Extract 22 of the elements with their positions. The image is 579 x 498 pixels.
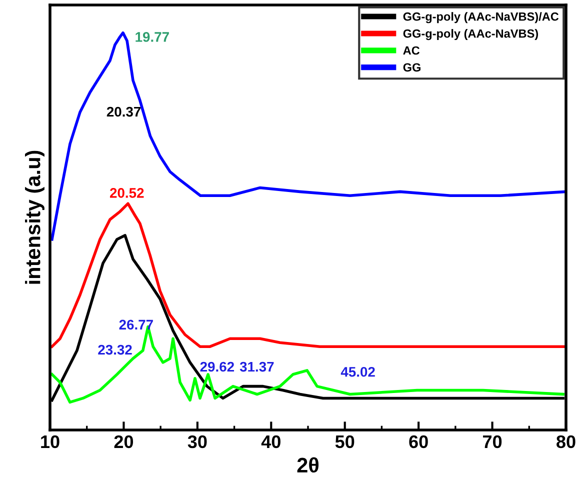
x-tick-label: 80	[556, 435, 576, 448]
y-axis-title: intensity (a.u)	[25, 150, 44, 284]
annotation: 31.37	[240, 362, 274, 372]
annotation: 23.32	[98, 344, 132, 355]
x-tick-label: 50	[335, 435, 354, 448]
legend-label: GG-g-poly (AAc-NaVBS)	[403, 29, 538, 40]
annotation: 29.62	[200, 362, 234, 372]
x-tick-label: 30	[188, 435, 207, 448]
annotation: 19.77	[136, 32, 169, 42]
x-tick-label: 60	[409, 435, 428, 448]
legend-label: GG	[403, 63, 420, 72]
annotation: 20.37	[106, 106, 141, 117]
annotation: 45.02	[340, 366, 375, 377]
x-tick-label: 40	[261, 435, 280, 448]
annotation: 26.77	[119, 320, 153, 330]
legend-label: GG-g-poly (AAc-NaVBS)/AC	[403, 12, 559, 24]
x-axis-title: 2θ	[297, 457, 319, 473]
x-tick-label: 20	[114, 435, 134, 448]
x-tick-label: 10	[41, 435, 60, 448]
annotation: 20.52	[110, 188, 144, 198]
x-tick-label: 70	[483, 435, 502, 448]
legend-label: AC	[403, 46, 420, 55]
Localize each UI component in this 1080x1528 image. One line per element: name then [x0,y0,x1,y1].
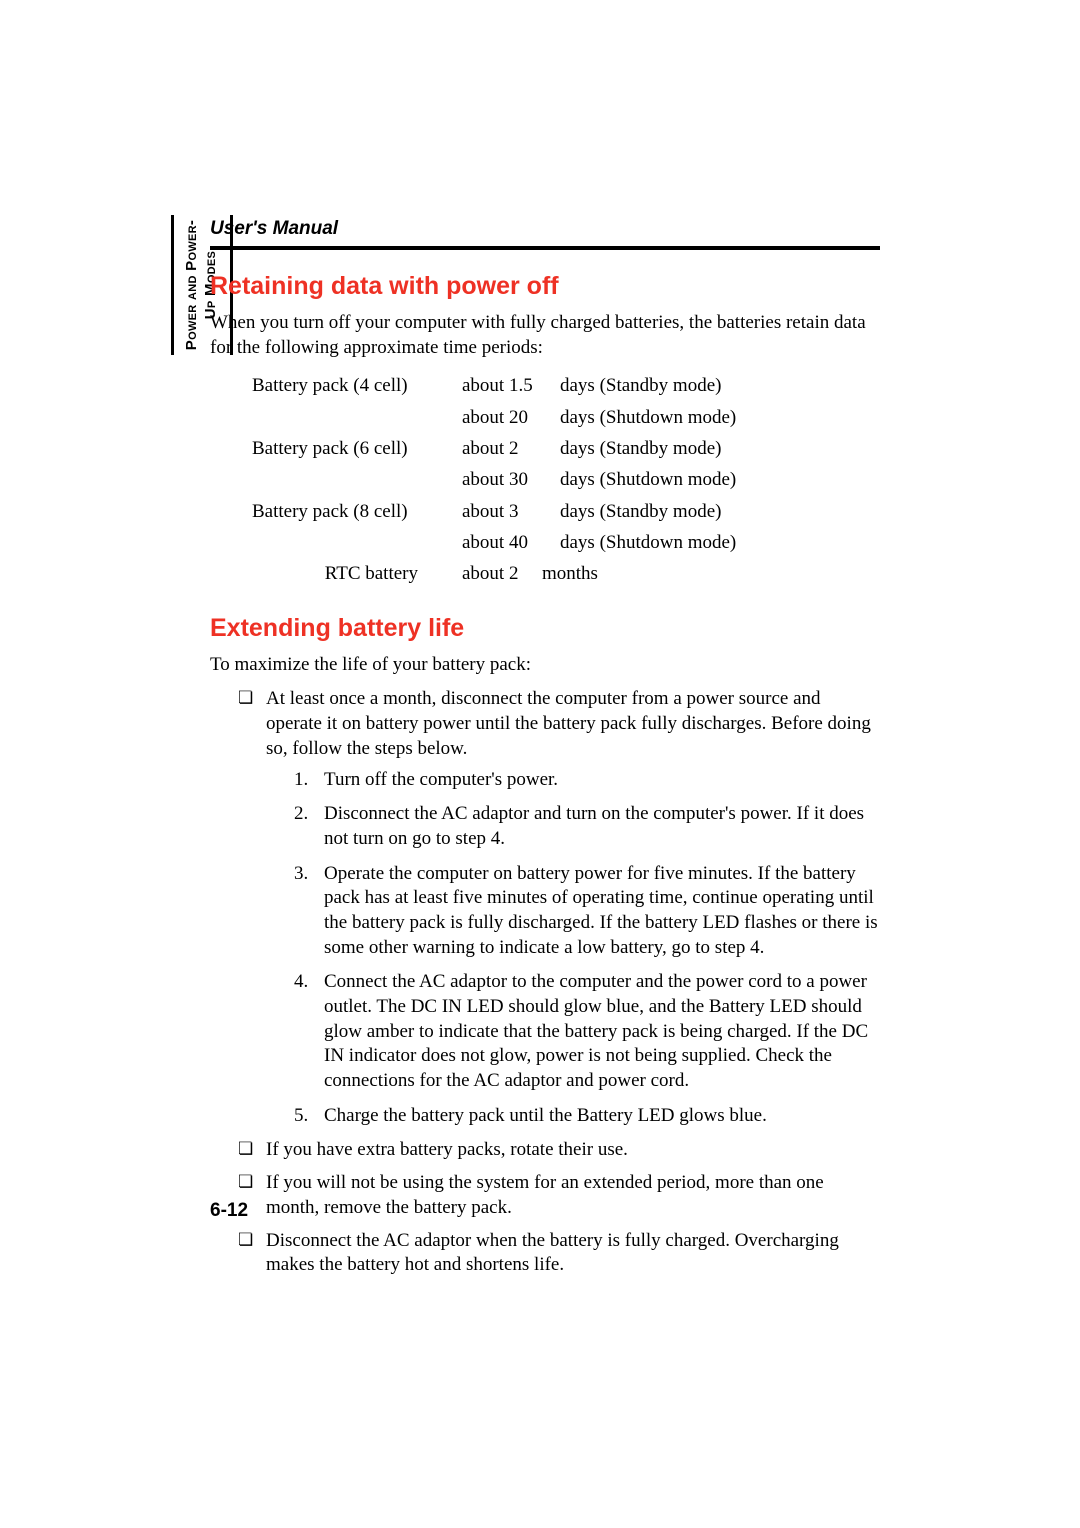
numbered-steps: 1.Turn off the computer's power. 2.Disco… [294,768,880,1129]
bullet-text: If you will not be using the system for … [266,1172,824,1218]
duration-value: about 1.5 [462,370,560,401]
step-item: 2.Disconnect the AC adaptor and turn on … [294,802,880,851]
duration-value: about 2 [462,558,542,589]
step-text: Turn off the computer's power. [324,769,558,790]
table-row: Battery pack (8 cell) about 3 days (Stan… [252,496,880,527]
duration-value: about 2 [462,433,560,464]
side-tab-line1: Power and Power- [183,220,200,350]
battery-label: Battery pack (8 cell) [252,496,462,527]
step-item: 4.Connect the AC adaptor to the computer… [294,970,880,1093]
battery-label: RTC battery [252,558,462,589]
step-text: Operate the computer on battery power fo… [324,863,878,958]
table-row-rtc: RTC battery about 2 months [252,558,880,589]
table-row: about 30 days (Shutdown mode) [252,464,880,495]
step-text: Disconnect the AC adaptor and turn on th… [324,803,864,849]
table-row: about 40 days (Shutdown mode) [252,527,880,558]
step-text: Connect the AC adaptor to the computer a… [324,971,868,1091]
duration-unit: days (Standby mode) [560,433,880,464]
list-item: At least once a month, disconnect the co… [238,687,880,1128]
duration-value: about 40 [462,527,560,558]
bullet-text: At least once a month, disconnect the co… [266,688,871,758]
duration-unit: days (Shutdown mode) [560,402,880,433]
table-row: about 20 days (Shutdown mode) [252,402,880,433]
page-number: 6-12 [210,1200,248,1222]
bullet-text: Disconnect the AC adaptor when the batte… [266,1230,839,1276]
duration-value: about 3 [462,496,560,527]
bullet-text: If you have extra battery packs, rotate … [266,1139,628,1160]
table-row: Battery pack (4 cell) about 1.5 days (St… [252,370,880,401]
duration-unit: months [542,558,880,589]
battery-label: Battery pack (6 cell) [252,433,462,464]
duration-unit: days (Standby mode) [560,496,880,527]
header-rule [210,246,880,250]
header-title: User's Manual [210,218,880,240]
section1-intro: When you turn off your computer with ful… [210,311,880,360]
section1-heading: Retaining data with power off [210,272,880,301]
duration-unit: days (Standby mode) [560,370,880,401]
section2-intro: To maximize the life of your battery pac… [210,653,880,678]
list-item: If you will not be using the system for … [238,1171,880,1220]
retention-table: Battery pack (4 cell) about 1.5 days (St… [252,370,880,589]
duration-unit: days (Shutdown mode) [560,464,880,495]
duration-value: about 30 [462,464,560,495]
step-item: 5.Charge the battery pack until the Batt… [294,1104,880,1129]
table-row: Battery pack (6 cell) about 2 days (Stan… [252,433,880,464]
page-content: User's Manual Retaining data with power … [210,218,880,1286]
step-text: Charge the battery pack until the Batter… [324,1105,767,1126]
list-item: Disconnect the AC adaptor when the batte… [238,1229,880,1278]
step-item: 1.Turn off the computer's power. [294,768,880,793]
duration-unit: days (Shutdown mode) [560,527,880,558]
section2-heading: Extending battery life [210,614,880,643]
list-item: If you have extra battery packs, rotate … [238,1138,880,1163]
battery-label: Battery pack (4 cell) [252,370,462,401]
duration-value: about 20 [462,402,560,433]
step-item: 3.Operate the computer on battery power … [294,862,880,961]
bullet-list: At least once a month, disconnect the co… [238,687,880,1277]
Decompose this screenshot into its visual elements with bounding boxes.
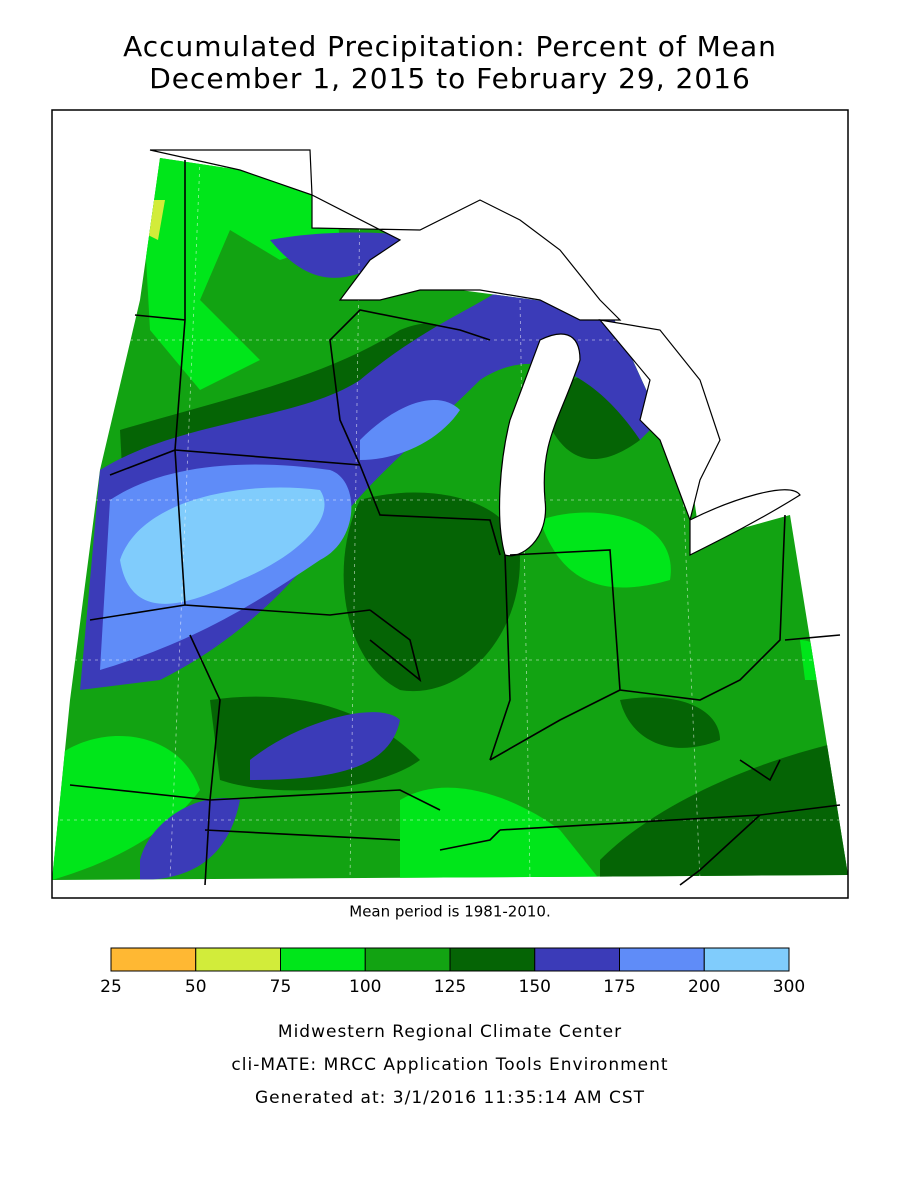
legend-label: 150 bbox=[519, 977, 551, 997]
legend: 25 50 75 100 125 150 175 200 300 bbox=[100, 947, 805, 997]
state-lines bbox=[69, 160, 841, 886]
legend-swatch bbox=[195, 947, 281, 972]
legend-label: 175 bbox=[603, 977, 635, 997]
title: Accumulated Precipitation: Percent of Me… bbox=[123, 30, 777, 63]
legend-label: 300 bbox=[773, 977, 805, 997]
lakes bbox=[149, 149, 801, 557]
legend-label: 25 bbox=[100, 977, 122, 997]
legend-swatch bbox=[110, 947, 197, 972]
legend-label: 75 bbox=[270, 977, 292, 997]
footer-line: cli-MATE: MRCC Application Tools Environ… bbox=[231, 1055, 668, 1075]
subtitle: December 1, 2015 to February 29, 2016 bbox=[149, 62, 751, 95]
map-frame bbox=[51, 109, 849, 899]
footer-line: Midwestern Regional Climate Center bbox=[278, 1022, 622, 1042]
legend-swatch bbox=[619, 947, 705, 972]
legend-label: 100 bbox=[349, 977, 381, 997]
legend-swatch bbox=[449, 947, 536, 972]
legend-swatch bbox=[703, 947, 790, 972]
legend-label: 200 bbox=[688, 977, 720, 997]
map bbox=[51, 109, 849, 899]
note: Mean period is 1981-2010. bbox=[349, 903, 550, 921]
legend-swatch bbox=[280, 947, 366, 972]
legend-swatch bbox=[534, 947, 620, 972]
legend-swatch bbox=[364, 947, 451, 972]
footer-line: Generated at: 3/1/2016 11:35:14 AM CST bbox=[255, 1088, 645, 1108]
legend-label: 50 bbox=[185, 977, 207, 997]
legend-label: 125 bbox=[434, 977, 466, 997]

[Exercise directions]
Put the lines of the listing from the one containing "numbered-steps: 1.Turn off" through the one containing "step-item: 2.Disconnect the" into a numbered list, leaving out any blank lines.

[Expected answer]
1. numbered-steps: 1.Turn off the computer's power. 2.Disco… [294,768,880,1129]
2. bullet-text: If you will not be using the system for … [266,1172,824,1218]
3. duration-value: about 1.5 [462,370,560,401]
4. step-item: 2.Disconnect the AC adaptor and turn on … [294,802,880,851]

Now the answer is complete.